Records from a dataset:
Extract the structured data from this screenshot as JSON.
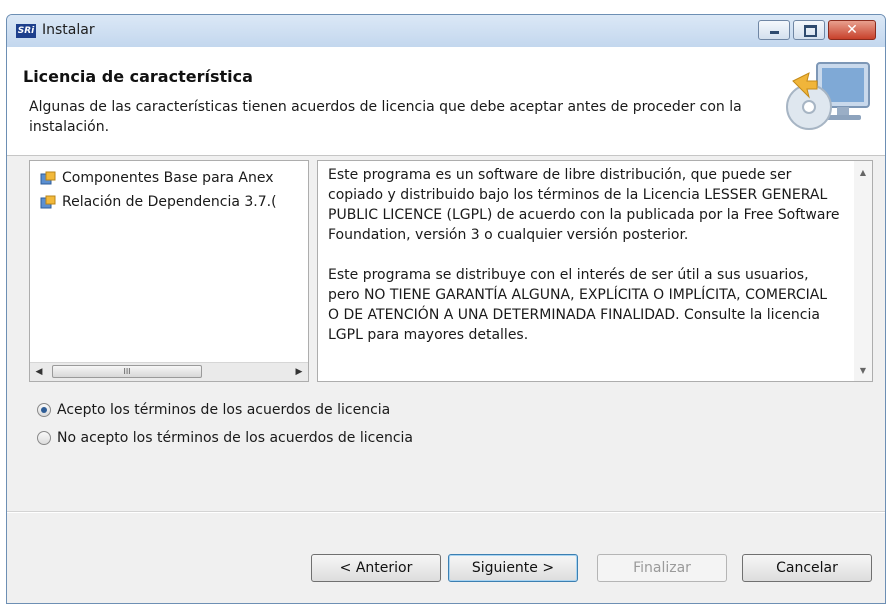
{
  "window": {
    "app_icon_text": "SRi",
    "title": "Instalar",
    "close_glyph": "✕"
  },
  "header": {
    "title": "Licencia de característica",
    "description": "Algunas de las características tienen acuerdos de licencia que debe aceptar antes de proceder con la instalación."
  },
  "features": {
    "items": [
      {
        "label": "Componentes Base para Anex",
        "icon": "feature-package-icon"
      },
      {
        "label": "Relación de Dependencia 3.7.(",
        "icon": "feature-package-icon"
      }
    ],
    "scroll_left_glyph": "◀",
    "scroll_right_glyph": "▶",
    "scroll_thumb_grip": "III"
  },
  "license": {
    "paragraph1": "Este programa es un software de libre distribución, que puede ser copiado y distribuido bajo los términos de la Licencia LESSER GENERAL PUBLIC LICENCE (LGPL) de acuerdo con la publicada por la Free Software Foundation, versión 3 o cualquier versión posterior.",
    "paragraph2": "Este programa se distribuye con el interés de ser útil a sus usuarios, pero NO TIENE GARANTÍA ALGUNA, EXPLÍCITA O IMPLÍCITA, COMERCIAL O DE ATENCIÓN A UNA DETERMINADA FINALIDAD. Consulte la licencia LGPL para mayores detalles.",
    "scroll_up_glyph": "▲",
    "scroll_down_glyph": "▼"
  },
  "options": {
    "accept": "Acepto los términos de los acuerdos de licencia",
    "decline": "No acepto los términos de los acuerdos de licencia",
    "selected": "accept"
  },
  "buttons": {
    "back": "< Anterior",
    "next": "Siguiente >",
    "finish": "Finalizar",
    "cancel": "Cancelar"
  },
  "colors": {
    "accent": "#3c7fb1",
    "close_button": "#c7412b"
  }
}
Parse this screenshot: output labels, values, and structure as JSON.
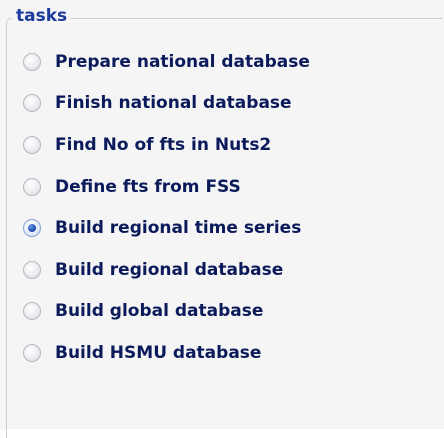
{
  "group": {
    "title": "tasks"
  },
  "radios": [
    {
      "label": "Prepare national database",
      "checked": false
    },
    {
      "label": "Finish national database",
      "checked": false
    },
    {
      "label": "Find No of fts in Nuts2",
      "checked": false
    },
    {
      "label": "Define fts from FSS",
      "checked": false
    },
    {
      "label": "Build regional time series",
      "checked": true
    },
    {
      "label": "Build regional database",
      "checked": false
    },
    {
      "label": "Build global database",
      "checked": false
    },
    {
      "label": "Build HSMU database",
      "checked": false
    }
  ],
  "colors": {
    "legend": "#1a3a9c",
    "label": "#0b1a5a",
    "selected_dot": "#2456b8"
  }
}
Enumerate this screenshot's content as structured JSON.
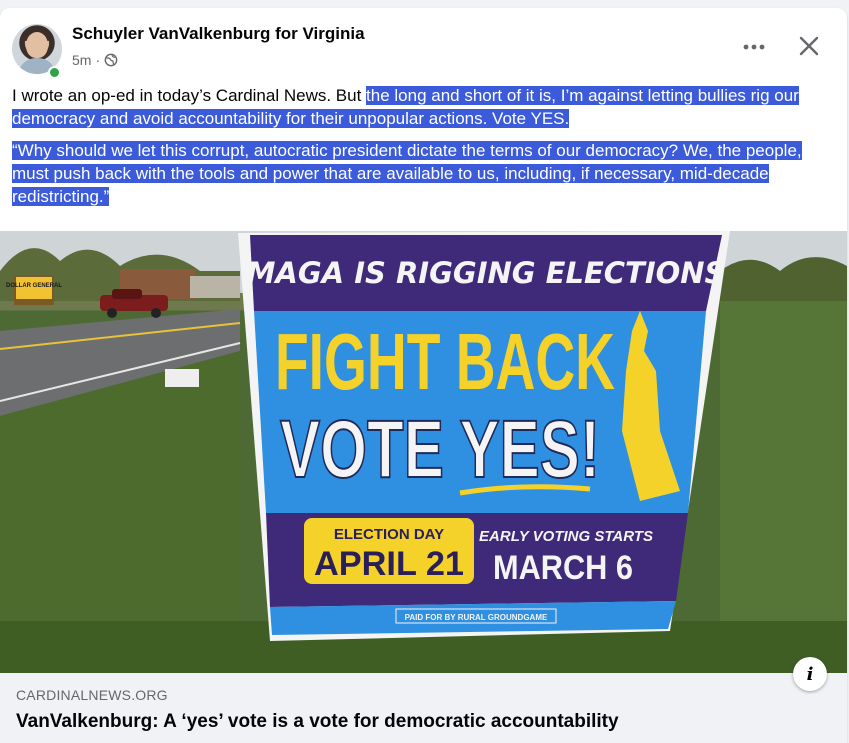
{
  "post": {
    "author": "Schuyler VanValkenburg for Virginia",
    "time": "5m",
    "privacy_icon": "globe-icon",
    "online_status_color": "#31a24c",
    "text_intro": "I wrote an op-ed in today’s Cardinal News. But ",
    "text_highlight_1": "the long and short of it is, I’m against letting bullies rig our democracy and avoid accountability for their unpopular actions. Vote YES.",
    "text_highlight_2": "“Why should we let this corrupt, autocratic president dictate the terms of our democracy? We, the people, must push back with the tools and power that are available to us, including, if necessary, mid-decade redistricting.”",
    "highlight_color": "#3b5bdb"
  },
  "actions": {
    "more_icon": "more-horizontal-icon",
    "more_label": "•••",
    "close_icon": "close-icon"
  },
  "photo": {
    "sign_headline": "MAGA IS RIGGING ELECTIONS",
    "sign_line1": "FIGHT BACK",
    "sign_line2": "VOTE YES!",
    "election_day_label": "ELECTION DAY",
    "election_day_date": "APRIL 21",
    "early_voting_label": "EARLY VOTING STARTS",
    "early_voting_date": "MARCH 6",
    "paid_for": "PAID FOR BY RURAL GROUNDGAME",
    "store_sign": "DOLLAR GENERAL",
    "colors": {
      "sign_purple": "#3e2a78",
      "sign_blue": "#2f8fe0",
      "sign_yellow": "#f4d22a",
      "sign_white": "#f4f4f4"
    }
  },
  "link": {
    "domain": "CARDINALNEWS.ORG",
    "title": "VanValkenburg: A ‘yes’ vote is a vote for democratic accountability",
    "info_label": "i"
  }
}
* * *
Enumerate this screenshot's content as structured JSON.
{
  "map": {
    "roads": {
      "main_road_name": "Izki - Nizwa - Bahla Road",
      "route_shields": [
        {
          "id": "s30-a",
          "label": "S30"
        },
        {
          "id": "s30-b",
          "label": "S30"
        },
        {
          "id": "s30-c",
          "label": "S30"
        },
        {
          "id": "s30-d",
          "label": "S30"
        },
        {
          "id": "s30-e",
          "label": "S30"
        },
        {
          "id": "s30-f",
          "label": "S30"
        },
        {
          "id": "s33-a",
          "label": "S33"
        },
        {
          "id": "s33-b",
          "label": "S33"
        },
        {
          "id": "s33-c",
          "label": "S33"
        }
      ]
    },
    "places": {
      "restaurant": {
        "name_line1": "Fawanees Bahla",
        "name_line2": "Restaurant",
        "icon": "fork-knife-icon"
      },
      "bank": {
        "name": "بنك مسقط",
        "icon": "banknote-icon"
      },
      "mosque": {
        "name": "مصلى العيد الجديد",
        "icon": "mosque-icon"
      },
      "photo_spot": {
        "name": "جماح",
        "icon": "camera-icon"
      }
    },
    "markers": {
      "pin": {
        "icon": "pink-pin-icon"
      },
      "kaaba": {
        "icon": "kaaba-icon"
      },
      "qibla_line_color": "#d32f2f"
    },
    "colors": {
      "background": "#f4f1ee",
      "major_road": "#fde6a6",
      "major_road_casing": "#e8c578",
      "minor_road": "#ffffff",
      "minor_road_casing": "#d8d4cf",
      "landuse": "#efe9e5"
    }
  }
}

• Prompt: Where a line in the entries holds "accountability", copy that line.

• Full output:
    "text_highlight_1": "the long and short of it is, I’m against letting bullies rig our democracy and avoid accountability for their unpopular actions. Vote YES.",
    "title": "VanValkenburg: A ‘yes’ vote is a vote for democratic accountability",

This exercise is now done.